> **Records for processing**
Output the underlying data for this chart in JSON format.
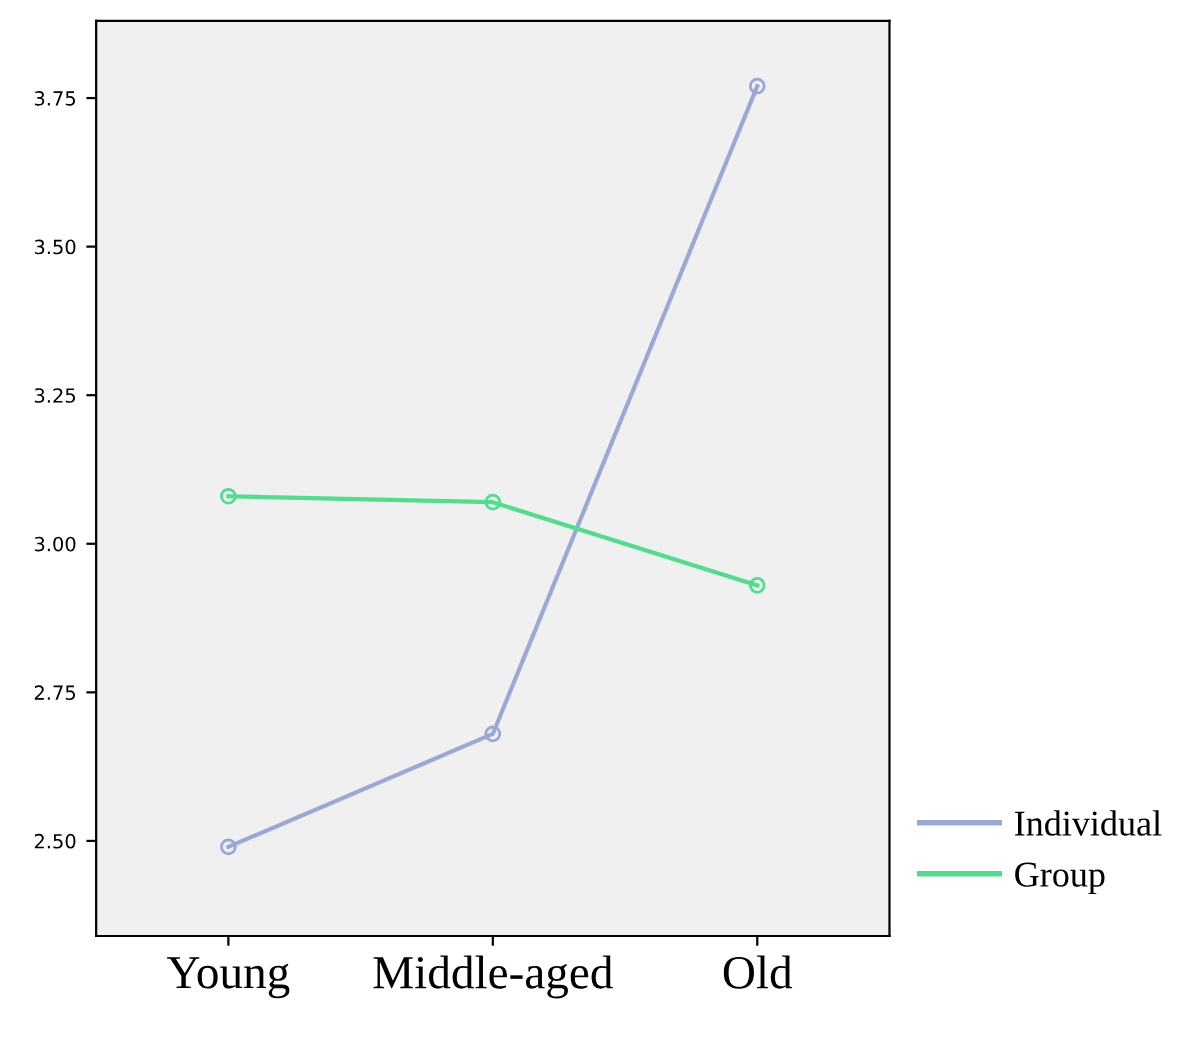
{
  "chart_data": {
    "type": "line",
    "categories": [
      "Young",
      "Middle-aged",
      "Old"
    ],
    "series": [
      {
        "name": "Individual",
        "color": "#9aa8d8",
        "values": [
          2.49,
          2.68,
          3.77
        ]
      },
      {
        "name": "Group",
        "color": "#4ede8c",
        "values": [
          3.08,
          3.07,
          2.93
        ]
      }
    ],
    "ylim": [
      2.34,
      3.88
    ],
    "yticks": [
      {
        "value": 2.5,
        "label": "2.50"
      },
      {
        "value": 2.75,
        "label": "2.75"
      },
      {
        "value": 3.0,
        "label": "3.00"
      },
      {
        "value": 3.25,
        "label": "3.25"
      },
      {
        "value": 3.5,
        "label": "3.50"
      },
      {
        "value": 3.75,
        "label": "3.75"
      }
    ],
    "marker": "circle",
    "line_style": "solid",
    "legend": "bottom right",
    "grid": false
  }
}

> **Given instruction**
Pictures don't belong in the copy. Restate all the entries exactly.

> **Response to this exercise**
Output the underlying data for this chart in JSON format.
{
  "chart_data": {
    "type": "line",
    "categories": [
      "Young",
      "Middle-aged",
      "Old"
    ],
    "series": [
      {
        "name": "Individual",
        "color": "#9aa8d8",
        "values": [
          2.49,
          2.68,
          3.77
        ]
      },
      {
        "name": "Group",
        "color": "#4ede8c",
        "values": [
          3.08,
          3.07,
          2.93
        ]
      }
    ],
    "ylim": [
      2.34,
      3.88
    ],
    "yticks": [
      {
        "value": 2.5,
        "label": "2.50"
      },
      {
        "value": 2.75,
        "label": "2.75"
      },
      {
        "value": 3.0,
        "label": "3.00"
      },
      {
        "value": 3.25,
        "label": "3.25"
      },
      {
        "value": 3.5,
        "label": "3.50"
      },
      {
        "value": 3.75,
        "label": "3.75"
      }
    ],
    "marker": "circle",
    "line_style": "solid",
    "legend": "bottom right",
    "grid": false
  }
}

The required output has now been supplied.